◆ Aim of the task ◆
Look through the records that follow. Copy every line containing the word "category".

◆ Supplied material ◆
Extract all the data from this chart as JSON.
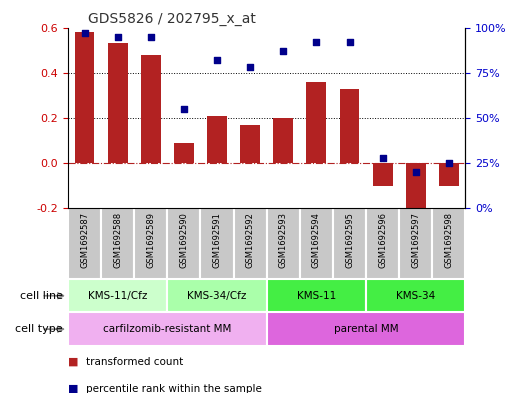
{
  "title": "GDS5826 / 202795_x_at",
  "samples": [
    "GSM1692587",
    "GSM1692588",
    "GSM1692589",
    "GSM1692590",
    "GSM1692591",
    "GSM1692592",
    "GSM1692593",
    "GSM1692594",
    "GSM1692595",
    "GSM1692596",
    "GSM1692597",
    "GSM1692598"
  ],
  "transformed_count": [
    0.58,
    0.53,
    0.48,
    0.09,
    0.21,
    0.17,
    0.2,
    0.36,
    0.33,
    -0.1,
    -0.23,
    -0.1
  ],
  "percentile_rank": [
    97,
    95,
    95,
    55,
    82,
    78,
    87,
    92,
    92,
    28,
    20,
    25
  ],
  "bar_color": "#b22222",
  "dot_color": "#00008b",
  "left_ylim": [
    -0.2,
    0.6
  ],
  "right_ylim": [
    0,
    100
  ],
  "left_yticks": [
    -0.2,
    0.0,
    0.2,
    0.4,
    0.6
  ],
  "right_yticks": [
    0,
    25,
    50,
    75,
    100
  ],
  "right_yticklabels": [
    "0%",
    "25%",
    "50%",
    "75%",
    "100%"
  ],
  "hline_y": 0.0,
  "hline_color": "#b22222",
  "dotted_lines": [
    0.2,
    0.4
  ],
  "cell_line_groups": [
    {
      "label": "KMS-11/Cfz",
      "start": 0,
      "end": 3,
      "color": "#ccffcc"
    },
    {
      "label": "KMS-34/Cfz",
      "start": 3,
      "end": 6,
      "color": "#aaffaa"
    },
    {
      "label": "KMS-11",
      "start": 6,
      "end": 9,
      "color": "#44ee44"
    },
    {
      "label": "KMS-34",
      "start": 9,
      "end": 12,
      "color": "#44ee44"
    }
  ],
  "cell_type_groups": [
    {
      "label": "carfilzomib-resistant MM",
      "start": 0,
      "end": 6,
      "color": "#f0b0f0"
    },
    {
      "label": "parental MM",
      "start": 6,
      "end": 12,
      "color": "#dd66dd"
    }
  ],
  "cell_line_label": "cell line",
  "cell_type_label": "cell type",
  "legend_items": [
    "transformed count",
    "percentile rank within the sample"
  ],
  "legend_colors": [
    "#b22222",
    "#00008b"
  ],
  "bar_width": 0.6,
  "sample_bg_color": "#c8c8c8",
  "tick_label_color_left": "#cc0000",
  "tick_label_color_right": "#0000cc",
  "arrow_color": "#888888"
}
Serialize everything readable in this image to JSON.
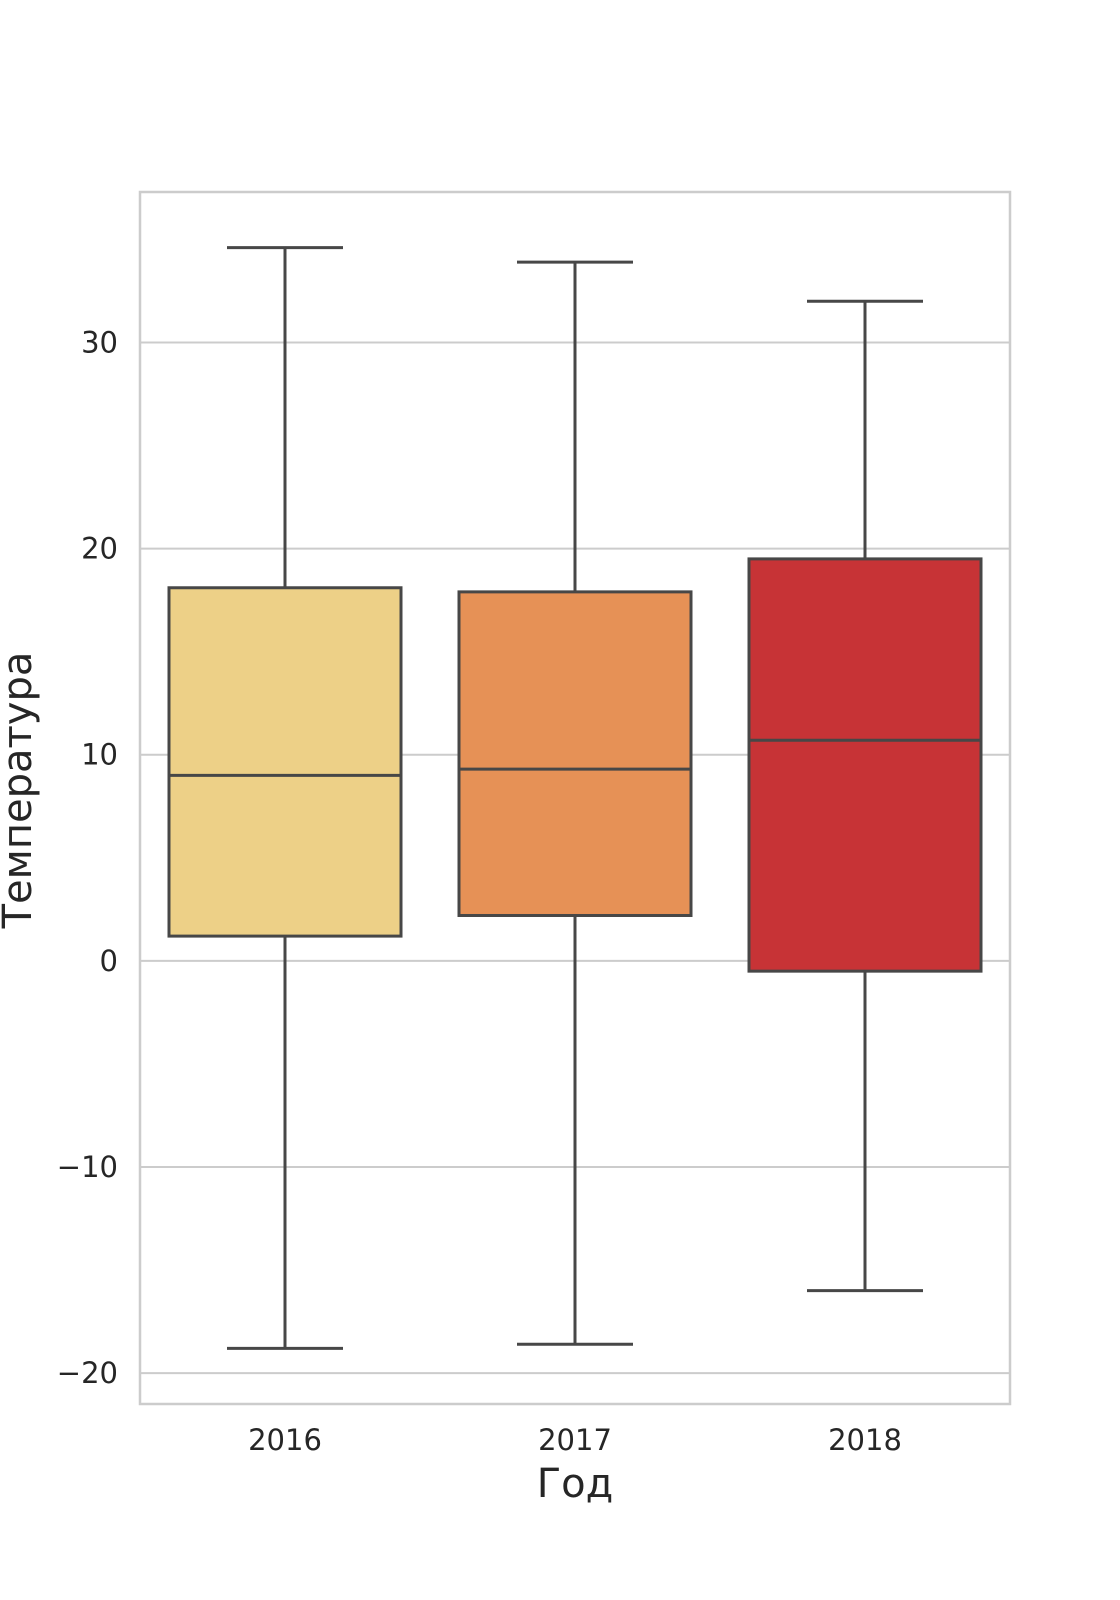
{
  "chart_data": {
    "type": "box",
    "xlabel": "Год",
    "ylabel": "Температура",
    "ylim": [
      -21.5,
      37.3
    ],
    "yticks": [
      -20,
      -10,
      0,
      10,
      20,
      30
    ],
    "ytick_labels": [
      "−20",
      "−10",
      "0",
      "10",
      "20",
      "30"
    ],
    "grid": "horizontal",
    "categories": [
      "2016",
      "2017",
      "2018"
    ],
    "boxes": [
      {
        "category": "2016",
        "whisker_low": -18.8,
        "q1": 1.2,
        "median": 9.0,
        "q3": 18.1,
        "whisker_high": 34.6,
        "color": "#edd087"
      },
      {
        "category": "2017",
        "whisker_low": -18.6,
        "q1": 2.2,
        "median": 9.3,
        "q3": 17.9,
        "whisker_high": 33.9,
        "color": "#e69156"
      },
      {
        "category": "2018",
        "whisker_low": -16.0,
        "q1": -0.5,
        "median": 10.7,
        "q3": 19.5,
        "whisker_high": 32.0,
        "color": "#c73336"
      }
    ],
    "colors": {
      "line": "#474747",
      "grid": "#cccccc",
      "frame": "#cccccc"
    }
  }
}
--
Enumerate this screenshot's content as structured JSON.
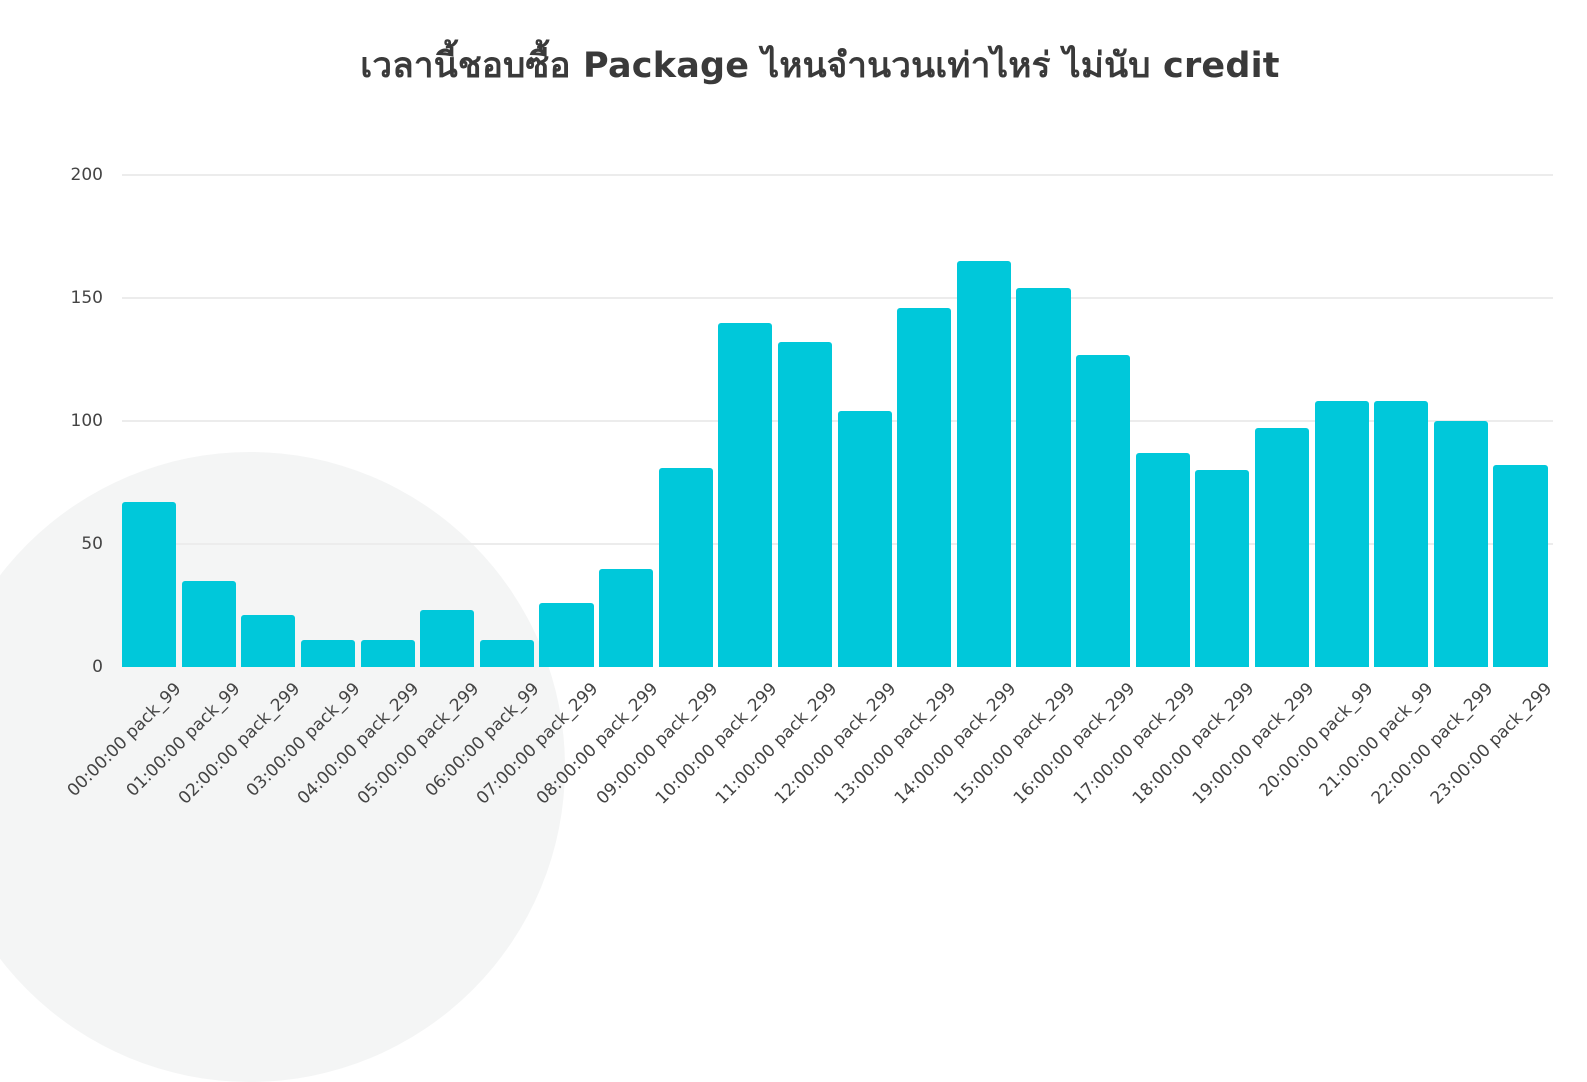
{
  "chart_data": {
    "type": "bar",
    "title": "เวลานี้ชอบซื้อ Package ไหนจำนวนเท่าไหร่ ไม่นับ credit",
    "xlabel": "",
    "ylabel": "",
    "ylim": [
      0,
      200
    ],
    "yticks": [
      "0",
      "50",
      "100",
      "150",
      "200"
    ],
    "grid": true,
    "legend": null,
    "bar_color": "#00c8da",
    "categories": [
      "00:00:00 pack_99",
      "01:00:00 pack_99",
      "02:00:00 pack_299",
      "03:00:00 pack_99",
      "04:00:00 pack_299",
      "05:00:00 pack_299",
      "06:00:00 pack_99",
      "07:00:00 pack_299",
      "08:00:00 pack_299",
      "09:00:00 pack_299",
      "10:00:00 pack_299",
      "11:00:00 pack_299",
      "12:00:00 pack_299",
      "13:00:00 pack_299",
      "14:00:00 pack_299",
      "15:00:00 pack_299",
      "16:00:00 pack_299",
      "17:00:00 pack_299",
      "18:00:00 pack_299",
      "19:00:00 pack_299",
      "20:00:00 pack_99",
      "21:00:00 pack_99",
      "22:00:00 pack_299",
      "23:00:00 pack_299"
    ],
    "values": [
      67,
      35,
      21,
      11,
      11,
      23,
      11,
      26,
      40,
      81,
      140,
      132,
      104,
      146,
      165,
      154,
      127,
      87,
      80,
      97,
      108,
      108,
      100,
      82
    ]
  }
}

◆ Full answer ◆
        "category": "2016",
        "category": "2017",
        "category": "2018",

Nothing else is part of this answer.